Stored items from a collection:
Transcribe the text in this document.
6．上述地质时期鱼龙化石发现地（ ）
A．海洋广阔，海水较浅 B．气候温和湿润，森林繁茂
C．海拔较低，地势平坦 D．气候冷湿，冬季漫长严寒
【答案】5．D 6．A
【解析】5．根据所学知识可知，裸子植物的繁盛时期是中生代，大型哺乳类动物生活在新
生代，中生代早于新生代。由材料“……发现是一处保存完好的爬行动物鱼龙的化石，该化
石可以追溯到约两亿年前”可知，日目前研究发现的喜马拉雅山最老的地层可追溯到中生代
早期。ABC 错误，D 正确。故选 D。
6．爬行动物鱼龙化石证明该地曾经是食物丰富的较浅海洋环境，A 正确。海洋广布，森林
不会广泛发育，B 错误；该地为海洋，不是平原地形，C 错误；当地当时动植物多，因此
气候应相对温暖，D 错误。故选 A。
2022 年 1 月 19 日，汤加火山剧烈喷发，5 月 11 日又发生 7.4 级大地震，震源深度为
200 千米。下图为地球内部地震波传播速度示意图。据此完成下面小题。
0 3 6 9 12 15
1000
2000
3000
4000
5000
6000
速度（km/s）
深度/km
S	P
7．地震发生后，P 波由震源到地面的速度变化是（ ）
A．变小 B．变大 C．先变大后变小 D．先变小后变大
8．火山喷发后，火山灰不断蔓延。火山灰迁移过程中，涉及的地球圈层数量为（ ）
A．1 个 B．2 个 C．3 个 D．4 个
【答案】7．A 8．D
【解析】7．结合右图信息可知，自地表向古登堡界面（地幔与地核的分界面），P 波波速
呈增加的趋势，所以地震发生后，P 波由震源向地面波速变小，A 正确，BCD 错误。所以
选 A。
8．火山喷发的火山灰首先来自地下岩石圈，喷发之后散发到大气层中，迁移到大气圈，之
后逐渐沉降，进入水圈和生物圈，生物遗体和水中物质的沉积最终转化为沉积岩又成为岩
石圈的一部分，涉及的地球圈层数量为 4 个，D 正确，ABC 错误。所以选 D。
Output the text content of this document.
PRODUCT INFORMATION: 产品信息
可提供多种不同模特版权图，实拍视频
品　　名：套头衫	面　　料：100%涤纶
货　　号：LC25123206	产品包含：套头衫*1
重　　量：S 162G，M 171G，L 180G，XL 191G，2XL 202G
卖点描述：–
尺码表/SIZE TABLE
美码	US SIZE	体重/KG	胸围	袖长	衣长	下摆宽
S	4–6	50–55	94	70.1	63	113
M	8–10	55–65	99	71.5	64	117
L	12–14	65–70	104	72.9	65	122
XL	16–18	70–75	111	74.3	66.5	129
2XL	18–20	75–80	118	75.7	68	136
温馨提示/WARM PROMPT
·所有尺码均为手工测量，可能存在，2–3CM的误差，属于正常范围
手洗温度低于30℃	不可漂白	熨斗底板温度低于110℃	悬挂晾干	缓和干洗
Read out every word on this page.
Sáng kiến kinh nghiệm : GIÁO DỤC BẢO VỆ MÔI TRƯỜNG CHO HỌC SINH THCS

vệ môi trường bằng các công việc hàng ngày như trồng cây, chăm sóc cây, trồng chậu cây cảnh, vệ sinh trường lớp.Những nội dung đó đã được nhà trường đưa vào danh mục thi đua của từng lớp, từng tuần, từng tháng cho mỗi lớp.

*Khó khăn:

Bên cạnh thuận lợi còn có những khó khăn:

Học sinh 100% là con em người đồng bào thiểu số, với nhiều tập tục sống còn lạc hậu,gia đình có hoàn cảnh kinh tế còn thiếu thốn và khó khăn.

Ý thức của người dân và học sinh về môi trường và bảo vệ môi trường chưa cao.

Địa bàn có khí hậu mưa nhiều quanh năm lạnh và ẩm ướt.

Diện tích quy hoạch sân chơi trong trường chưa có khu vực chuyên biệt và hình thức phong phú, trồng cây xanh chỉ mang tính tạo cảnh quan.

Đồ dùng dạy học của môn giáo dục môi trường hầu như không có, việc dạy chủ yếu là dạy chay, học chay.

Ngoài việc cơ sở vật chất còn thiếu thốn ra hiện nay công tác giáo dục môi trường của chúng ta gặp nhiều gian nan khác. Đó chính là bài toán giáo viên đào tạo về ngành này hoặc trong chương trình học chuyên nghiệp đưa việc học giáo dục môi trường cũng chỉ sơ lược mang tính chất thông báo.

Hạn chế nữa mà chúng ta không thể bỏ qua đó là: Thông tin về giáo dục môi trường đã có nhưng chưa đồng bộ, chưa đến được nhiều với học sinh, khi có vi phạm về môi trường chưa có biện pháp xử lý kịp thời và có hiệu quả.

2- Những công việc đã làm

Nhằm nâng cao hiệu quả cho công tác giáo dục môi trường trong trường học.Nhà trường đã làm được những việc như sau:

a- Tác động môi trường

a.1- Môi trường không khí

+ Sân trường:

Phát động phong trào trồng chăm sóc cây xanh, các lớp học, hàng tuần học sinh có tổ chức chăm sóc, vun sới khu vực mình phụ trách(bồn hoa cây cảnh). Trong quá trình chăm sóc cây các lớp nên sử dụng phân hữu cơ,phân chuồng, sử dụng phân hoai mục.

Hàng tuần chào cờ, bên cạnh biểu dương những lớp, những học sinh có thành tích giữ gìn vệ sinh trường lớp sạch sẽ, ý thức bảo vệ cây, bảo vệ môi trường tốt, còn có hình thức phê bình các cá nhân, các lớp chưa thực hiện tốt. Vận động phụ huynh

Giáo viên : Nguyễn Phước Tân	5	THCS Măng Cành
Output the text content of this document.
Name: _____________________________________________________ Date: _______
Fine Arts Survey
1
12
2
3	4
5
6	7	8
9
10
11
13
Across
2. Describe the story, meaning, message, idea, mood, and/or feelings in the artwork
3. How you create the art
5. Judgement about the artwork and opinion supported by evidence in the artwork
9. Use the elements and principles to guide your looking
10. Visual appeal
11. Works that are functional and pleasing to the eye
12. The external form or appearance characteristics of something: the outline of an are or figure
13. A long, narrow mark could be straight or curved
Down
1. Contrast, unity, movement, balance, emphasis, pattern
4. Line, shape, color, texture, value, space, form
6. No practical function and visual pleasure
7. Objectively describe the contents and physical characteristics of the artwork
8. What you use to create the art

YOUR INSTRUCTIONS:
Reproduce the entries above in full by retyping them exactly.

TASK ANSWER:
Transcribe the text in this document.
6．上述地质时期鱼龙化石发现地（ ）
A．海洋广阔，海水较浅 B．气候温和湿润，森林繁茂
C．海拔较低，地势平坦 D．气候冷湿，冬季漫长严寒
【答案】5．D 6．A
【解析】5．根据所学知识可知，裸子植物的繁盛时期是中生代，大型哺乳类动物生活在新
生代，中生代早于新生代。由材料“……发现是一处保存完好的爬行动物鱼龙的化石，该化
石可以追溯到约两亿年前”可知，日目前研究发现的喜马拉雅山最老的地层可追溯到中生代
早期。ABC 错误，D 正确。故选 D。
6．爬行动物鱼龙化石证明该地曾经是食物丰富的较浅海洋环境，A 正确。海洋广布，森林
不会广泛发育，B 错误；该地为海洋，不是平原地形，C 错误；当地当时动植物多，因此
气候应相对温暖，D 错误。故选 A。
2022 年 1 月 19 日，汤加火山剧烈喷发，5 月 11 日又发生 7.4 级大地震，震源深度为
200 千米。下图为地球内部地震波传播速度示意图。据此完成下面小题。
0 3 6 9 12 15
1000
2000
3000
4000
5000
6000
速度（km/s）
深度/km
S	P
7．地震发生后，P 波由震源到地面的速度变化是（ ）
A．变小 B．变大 C．先变大后变小 D．先变小后变大
8．火山喷发后，火山灰不断蔓延。火山灰迁移过程中，涉及的地球圈层数量为（ ）
A．1 个 B．2 个 C．3 个 D．4 个
【答案】7．A 8．D
【解析】7．结合右图信息可知，自地表向古登堡界面（地幔与地核的分界面），P 波波速
呈增加的趋势，所以地震发生后，P 波由震源向地面波速变小，A 正确，BCD 错误。所以
选 A。
8．火山喷发的火山灰首先来自地下岩石圈，喷发之后散发到大气层中，迁移到大气圈，之
后逐渐沉降，进入水圈和生物圈，生物遗体和水中物质的沉积最终转化为沉积岩又成为岩
石圈的一部分，涉及的地球圈层数量为 4 个，D 正确，ABC 错误。所以选 D。
Output the text content of this document.
PRODUCT INFORMATION: 产品信息
可提供多种不同模特版权图，实拍视频
品　　名：套头衫	面　　料：100%涤纶
货　　号：LC25123206	产品包含：套头衫*1
重　　量：S 162G，M 171G，L 180G，XL 191G，2XL 202G
卖点描述：–
尺码表/SIZE TABLE
美码	US SIZE	体重/KG	胸围	袖长	衣长	下摆宽
S	4–6	50–55	94	70.1	63	113
M	8–10	55–65	99	71.5	64	117
L	12–14	65–70	104	72.9	65	122
XL	16–18	70–75	111	74.3	66.5	129
2XL	18–20	75–80	118	75.7	68	136
温馨提示/WARM PROMPT
·所有尺码均为手工测量，可能存在，2–3CM的误差，属于正常范围
手洗温度低于30℃	不可漂白	熨斗底板温度低于110℃	悬挂晾干	缓和干洗
Read out every word on this page.
Sáng kiến kinh nghiệm : GIÁO DỤC BẢO VỆ MÔI TRƯỜNG CHO HỌC SINH THCS

vệ môi trường bằng các công việc hàng ngày như trồng cây, chăm sóc cây, trồng chậu cây cảnh, vệ sinh trường lớp.Những nội dung đó đã được nhà trường đưa vào danh mục thi đua của từng lớp, từng tuần, từng tháng cho mỗi lớp.

*Khó khăn:

Bên cạnh thuận lợi còn có những khó khăn:

Học sinh 100% là con em người đồng bào thiểu số, với nhiều tập tục sống còn lạc hậu,gia đình có hoàn cảnh kinh tế còn thiếu thốn và khó khăn.

Ý thức của người dân và học sinh về môi trường và bảo vệ môi trường chưa cao.

Địa bàn có khí hậu mưa nhiều quanh năm lạnh và ẩm ướt.

Diện tích quy hoạch sân chơi trong trường chưa có khu vực chuyên biệt và hình thức phong phú, trồng cây xanh chỉ mang tính tạo cảnh quan.

Đồ dùng dạy học của môn giáo dục môi trường hầu như không có, việc dạy chủ yếu là dạy chay, học chay.

Ngoài việc cơ sở vật chất còn thiếu thốn ra hiện nay công tác giáo dục môi trường của chúng ta gặp nhiều gian nan khác. Đó chính là bài toán giáo viên đào tạo về ngành này hoặc trong chương trình học chuyên nghiệp đưa việc học giáo dục môi trường cũng chỉ sơ lược mang tính chất thông báo.

Hạn chế nữa mà chúng ta không thể bỏ qua đó là: Thông tin về giáo dục môi trường đã có nhưng chưa đồng bộ, chưa đến được nhiều với học sinh, khi có vi phạm về môi trường chưa có biện pháp xử lý kịp thời và có hiệu quả.

2- Những công việc đã làm

Nhằm nâng cao hiệu quả cho công tác giáo dục môi trường trong trường học.Nhà trường đã làm được những việc như sau:

a- Tác động môi trường

a.1- Môi trường không khí

+ Sân trường:

Phát động phong trào trồng chăm sóc cây xanh, các lớp học, hàng tuần học sinh có tổ chức chăm sóc, vun sới khu vực mình phụ trách(bồn hoa cây cảnh). Trong quá trình chăm sóc cây các lớp nên sử dụng phân hữu cơ,phân chuồng, sử dụng phân hoai mục.

Hàng tuần chào cờ, bên cạnh biểu dương những lớp, những học sinh có thành tích giữ gìn vệ sinh trường lớp sạch sẽ, ý thức bảo vệ cây, bảo vệ môi trường tốt, còn có hình thức phê bình các cá nhân, các lớp chưa thực hiện tốt. Vận động phụ huynh

Giáo viên : Nguyễn Phước Tân	5	THCS Măng Cành
Output the text content of this document.
Name: _____________________________________________________ Date: _______
Fine Arts Survey
1
12
2
3	4
5
6	7	8
9
10
11
13
Across
2. Describe the story, meaning, message, idea, mood, and/or feelings in the artwork
3. How you create the art
5. Judgement about the artwork and opinion supported by evidence in the artwork
9. Use the elements and principles to guide your looking
10. Visual appeal
11. Works that are functional and pleasing to the eye
12. The external form or appearance characteristics of something: the outline of an are or figure
13. A long, narrow mark could be straight or curved
Down
1. Contrast, unity, movement, balance, emphasis, pattern
4. Line, shape, color, texture, value, space, form
6. No practical function and visual pleasure
7. Objectively describe the contents and physical characteristics of the artwork
8. What you use to create the art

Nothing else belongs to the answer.